** What you should do **
Could every line of the data be printed exactly as it reads?
· · ·
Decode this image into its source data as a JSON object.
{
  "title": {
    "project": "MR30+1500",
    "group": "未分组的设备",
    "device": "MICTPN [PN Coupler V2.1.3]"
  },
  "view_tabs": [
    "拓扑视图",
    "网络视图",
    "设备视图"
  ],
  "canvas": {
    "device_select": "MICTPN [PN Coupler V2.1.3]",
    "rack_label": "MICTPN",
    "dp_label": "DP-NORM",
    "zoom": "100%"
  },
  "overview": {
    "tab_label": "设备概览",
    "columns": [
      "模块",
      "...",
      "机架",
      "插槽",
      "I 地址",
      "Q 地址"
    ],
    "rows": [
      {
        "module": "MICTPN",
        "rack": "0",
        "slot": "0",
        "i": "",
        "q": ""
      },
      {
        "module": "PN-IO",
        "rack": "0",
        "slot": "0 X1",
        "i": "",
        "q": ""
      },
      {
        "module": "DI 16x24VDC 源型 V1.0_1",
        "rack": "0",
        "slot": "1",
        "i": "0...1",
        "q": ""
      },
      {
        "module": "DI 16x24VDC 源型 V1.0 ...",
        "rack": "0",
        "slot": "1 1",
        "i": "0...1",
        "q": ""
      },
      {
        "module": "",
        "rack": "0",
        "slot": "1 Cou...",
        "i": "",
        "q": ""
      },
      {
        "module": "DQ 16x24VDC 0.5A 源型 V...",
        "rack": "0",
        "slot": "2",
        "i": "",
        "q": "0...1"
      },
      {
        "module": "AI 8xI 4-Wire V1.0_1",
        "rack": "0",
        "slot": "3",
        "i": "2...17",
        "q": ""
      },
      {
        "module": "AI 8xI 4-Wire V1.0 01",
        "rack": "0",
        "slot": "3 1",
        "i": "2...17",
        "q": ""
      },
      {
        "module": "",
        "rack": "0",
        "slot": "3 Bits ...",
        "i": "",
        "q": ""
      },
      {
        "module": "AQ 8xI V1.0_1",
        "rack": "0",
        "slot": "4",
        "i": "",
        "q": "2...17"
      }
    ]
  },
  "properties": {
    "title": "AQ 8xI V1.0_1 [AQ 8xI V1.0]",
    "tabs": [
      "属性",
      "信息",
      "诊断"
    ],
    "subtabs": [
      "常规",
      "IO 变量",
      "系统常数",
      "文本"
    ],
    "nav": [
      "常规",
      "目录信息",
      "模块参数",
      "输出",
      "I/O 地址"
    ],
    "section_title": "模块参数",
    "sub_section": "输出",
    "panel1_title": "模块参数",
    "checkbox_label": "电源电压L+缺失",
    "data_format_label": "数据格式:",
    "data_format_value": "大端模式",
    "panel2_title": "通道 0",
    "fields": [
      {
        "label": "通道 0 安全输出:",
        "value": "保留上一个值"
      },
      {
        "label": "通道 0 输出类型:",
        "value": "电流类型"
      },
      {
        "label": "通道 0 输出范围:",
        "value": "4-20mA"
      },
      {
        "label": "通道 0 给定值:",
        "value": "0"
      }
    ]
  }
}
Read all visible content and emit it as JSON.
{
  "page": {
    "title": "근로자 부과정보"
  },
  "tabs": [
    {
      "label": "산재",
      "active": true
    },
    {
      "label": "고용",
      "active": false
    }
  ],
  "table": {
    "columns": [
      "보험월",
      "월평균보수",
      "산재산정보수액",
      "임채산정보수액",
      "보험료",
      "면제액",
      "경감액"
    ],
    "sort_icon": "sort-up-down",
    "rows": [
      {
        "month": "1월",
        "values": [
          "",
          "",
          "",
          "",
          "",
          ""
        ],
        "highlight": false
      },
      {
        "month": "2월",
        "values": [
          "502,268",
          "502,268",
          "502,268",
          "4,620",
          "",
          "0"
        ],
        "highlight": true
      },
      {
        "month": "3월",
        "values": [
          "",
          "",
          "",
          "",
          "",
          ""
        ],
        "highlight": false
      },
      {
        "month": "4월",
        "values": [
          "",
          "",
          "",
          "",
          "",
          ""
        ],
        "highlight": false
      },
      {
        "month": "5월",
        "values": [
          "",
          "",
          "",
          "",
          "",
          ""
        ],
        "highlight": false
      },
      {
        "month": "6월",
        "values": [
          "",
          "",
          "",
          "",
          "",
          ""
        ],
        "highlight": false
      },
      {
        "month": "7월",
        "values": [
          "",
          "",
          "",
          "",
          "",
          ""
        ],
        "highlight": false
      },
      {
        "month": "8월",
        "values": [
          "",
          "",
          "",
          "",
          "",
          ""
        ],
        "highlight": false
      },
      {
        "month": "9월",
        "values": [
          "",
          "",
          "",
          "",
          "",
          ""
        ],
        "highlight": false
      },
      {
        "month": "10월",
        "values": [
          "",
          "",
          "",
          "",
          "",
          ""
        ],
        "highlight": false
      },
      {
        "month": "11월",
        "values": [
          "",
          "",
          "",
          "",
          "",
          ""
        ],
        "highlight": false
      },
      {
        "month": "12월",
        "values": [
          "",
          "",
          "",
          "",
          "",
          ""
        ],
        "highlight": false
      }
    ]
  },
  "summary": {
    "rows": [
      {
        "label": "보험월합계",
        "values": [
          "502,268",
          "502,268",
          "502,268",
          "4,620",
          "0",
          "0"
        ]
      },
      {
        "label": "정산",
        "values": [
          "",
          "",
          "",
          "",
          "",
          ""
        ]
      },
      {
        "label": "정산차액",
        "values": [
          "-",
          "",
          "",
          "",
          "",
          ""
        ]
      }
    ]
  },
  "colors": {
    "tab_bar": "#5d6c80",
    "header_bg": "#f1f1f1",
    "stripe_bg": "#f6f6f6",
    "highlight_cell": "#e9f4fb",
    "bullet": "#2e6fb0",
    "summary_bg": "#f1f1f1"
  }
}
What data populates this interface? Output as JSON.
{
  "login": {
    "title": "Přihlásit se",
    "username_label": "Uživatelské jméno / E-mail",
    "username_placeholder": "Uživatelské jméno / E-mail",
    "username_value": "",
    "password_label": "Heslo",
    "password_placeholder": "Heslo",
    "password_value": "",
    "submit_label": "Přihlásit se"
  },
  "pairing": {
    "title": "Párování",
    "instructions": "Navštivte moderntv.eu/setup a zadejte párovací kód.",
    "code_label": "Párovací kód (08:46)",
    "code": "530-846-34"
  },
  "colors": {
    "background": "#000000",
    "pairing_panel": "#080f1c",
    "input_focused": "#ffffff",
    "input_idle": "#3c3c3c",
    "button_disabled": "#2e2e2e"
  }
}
· · ·
** Answer to this task **
Decode this image into its source data as a JSON object.
{
  "title": {
    "project": "MR30+1500",
    "group": "未分组的设备",
    "device": "MICTPN [PN Coupler V2.1.3]"
  },
  "view_tabs": [
    "拓扑视图",
    "网络视图",
    "设备视图"
  ],
  "canvas": {
    "device_select": "MICTPN [PN Coupler V2.1.3]",
    "rack_label": "MICTPN",
    "dp_label": "DP-NORM",
    "zoom": "100%"
  },
  "overview": {
    "tab_label": "设备概览",
    "columns": [
      "模块",
      "...",
      "机架",
      "插槽",
      "I 地址",
      "Q 地址"
    ],
    "rows": [
      {
        "module": "MICTPN",
        "rack": "0",
        "slot": "0",
        "i": "",
        "q": ""
      },
      {
        "module": "PN-IO",
        "rack": "0",
        "slot": "0 X1",
        "i": "",
        "q": ""
      },
      {
        "module": "DI 16x24VDC 源型 V1.0_1",
        "rack": "0",
        "slot": "1",
        "i": "0...1",
        "q": ""
      },
      {
        "module": "DI 16x24VDC 源型 V1.0 ...",
        "rack": "0",
        "slot": "1 1",
        "i": "0...1",
        "q": ""
      },
      {
        "module": "",
        "rack": "0",
        "slot": "1 Cou...",
        "i": "",
        "q": ""
      },
      {
        "module": "DQ 16x24VDC 0.5A 源型 V...",
        "rack": "0",
        "slot": "2",
        "i": "",
        "q": "0...1"
      },
      {
        "module": "AI 8xI 4-Wire V1.0_1",
        "rack": "0",
        "slot": "3",
        "i": "2...17",
        "q": ""
      },
      {
        "module": "AI 8xI 4-Wire V1.0 01",
        "rack": "0",
        "slot": "3 1",
        "i": "2...17",
        "q": ""
      },
      {
        "module": "",
        "rack": "0",
        "slot": "3 Bits ...",
        "i": "",
        "q": ""
      },
      {
        "module": "AQ 8xI V1.0_1",
        "rack": "0",
        "slot": "4",
        "i": "",
        "q": "2...17"
      }
    ]
  },
  "properties": {
    "title": "AQ 8xI V1.0_1 [AQ 8xI V1.0]",
    "tabs": [
      "属性",
      "信息",
      "诊断"
    ],
    "subtabs": [
      "常规",
      "IO 变量",
      "系统常数",
      "文本"
    ],
    "nav": [
      "常规",
      "目录信息",
      "模块参数",
      "输出",
      "I/O 地址"
    ],
    "section_title": "模块参数",
    "sub_section": "输出",
    "panel1_title": "模块参数",
    "checkbox_label": "电源电压L+缺失",
    "data_format_label": "数据格式:",
    "data_format_value": "大端模式",
    "panel2_title": "通道 0",
    "fields": [
      {
        "label": "通道 0 安全输出:",
        "value": "保留上一个值"
      },
      {
        "label": "通道 0 输出类型:",
        "value": "电流类型"
      },
      {
        "label": "通道 0 输出范围:",
        "value": "4-20mA"
      },
      {
        "label": "通道 0 给定值:",
        "value": "0"
      }
    ]
  }
}
Read all visible content and emit it as JSON.
{
  "page": {
    "title": "근로자 부과정보"
  },
  "tabs": [
    {
      "label": "산재",
      "active": true
    },
    {
      "label": "고용",
      "active": false
    }
  ],
  "table": {
    "columns": [
      "보험월",
      "월평균보수",
      "산재산정보수액",
      "임채산정보수액",
      "보험료",
      "면제액",
      "경감액"
    ],
    "sort_icon": "sort-up-down",
    "rows": [
      {
        "month": "1월",
        "values": [
          "",
          "",
          "",
          "",
          "",
          ""
        ],
        "highlight": false
      },
      {
        "month": "2월",
        "values": [
          "502,268",
          "502,268",
          "502,268",
          "4,620",
          "",
          "0"
        ],
        "highlight": true
      },
      {
        "month": "3월",
        "values": [
          "",
          "",
          "",
          "",
          "",
          ""
        ],
        "highlight": false
      },
      {
        "month": "4월",
        "values": [
          "",
          "",
          "",
          "",
          "",
          ""
        ],
        "highlight": false
      },
      {
        "month": "5월",
        "values": [
          "",
          "",
          "",
          "",
          "",
          ""
        ],
        "highlight": false
      },
      {
        "month": "6월",
        "values": [
          "",
          "",
          "",
          "",
          "",
          ""
        ],
        "highlight": false
      },
      {
        "month": "7월",
        "values": [
          "",
          "",
          "",
          "",
          "",
          ""
        ],
        "highlight": false
      },
      {
        "month": "8월",
        "values": [
          "",
          "",
          "",
          "",
          "",
          ""
        ],
        "highlight": false
      },
      {
        "month": "9월",
        "values": [
          "",
          "",
          "",
          "",
          "",
          ""
        ],
        "highlight": false
      },
      {
        "month": "10월",
        "values": [
          "",
          "",
          "",
          "",
          "",
          ""
        ],
        "highlight": false
      },
      {
        "month": "11월",
        "values": [
          "",
          "",
          "",
          "",
          "",
          ""
        ],
        "highlight": false
      },
      {
        "month": "12월",
        "values": [
          "",
          "",
          "",
          "",
          "",
          ""
        ],
        "highlight": false
      }
    ]
  },
  "summary": {
    "rows": [
      {
        "label": "보험월합계",
        "values": [
          "502,268",
          "502,268",
          "502,268",
          "4,620",
          "0",
          "0"
        ]
      },
      {
        "label": "정산",
        "values": [
          "",
          "",
          "",
          "",
          "",
          ""
        ]
      },
      {
        "label": "정산차액",
        "values": [
          "-",
          "",
          "",
          "",
          "",
          ""
        ]
      }
    ]
  },
  "colors": {
    "tab_bar": "#5d6c80",
    "header_bg": "#f1f1f1",
    "stripe_bg": "#f6f6f6",
    "highlight_cell": "#e9f4fb",
    "bullet": "#2e6fb0",
    "summary_bg": "#f1f1f1"
  }
}
What data populates this interface? Output as JSON.
{
  "login": {
    "title": "Přihlásit se",
    "username_label": "Uživatelské jméno / E-mail",
    "username_placeholder": "Uživatelské jméno / E-mail",
    "username_value": "",
    "password_label": "Heslo",
    "password_placeholder": "Heslo",
    "password_value": "",
    "submit_label": "Přihlásit se"
  },
  "pairing": {
    "title": "Párování",
    "instructions": "Navštivte moderntv.eu/setup a zadejte párovací kód.",
    "code_label": "Párovací kód (08:46)",
    "code": "530-846-34"
  },
  "colors": {
    "background": "#000000",
    "pairing_panel": "#080f1c",
    "input_focused": "#ffffff",
    "input_idle": "#3c3c3c",
    "button_disabled": "#2e2e2e"
  }
}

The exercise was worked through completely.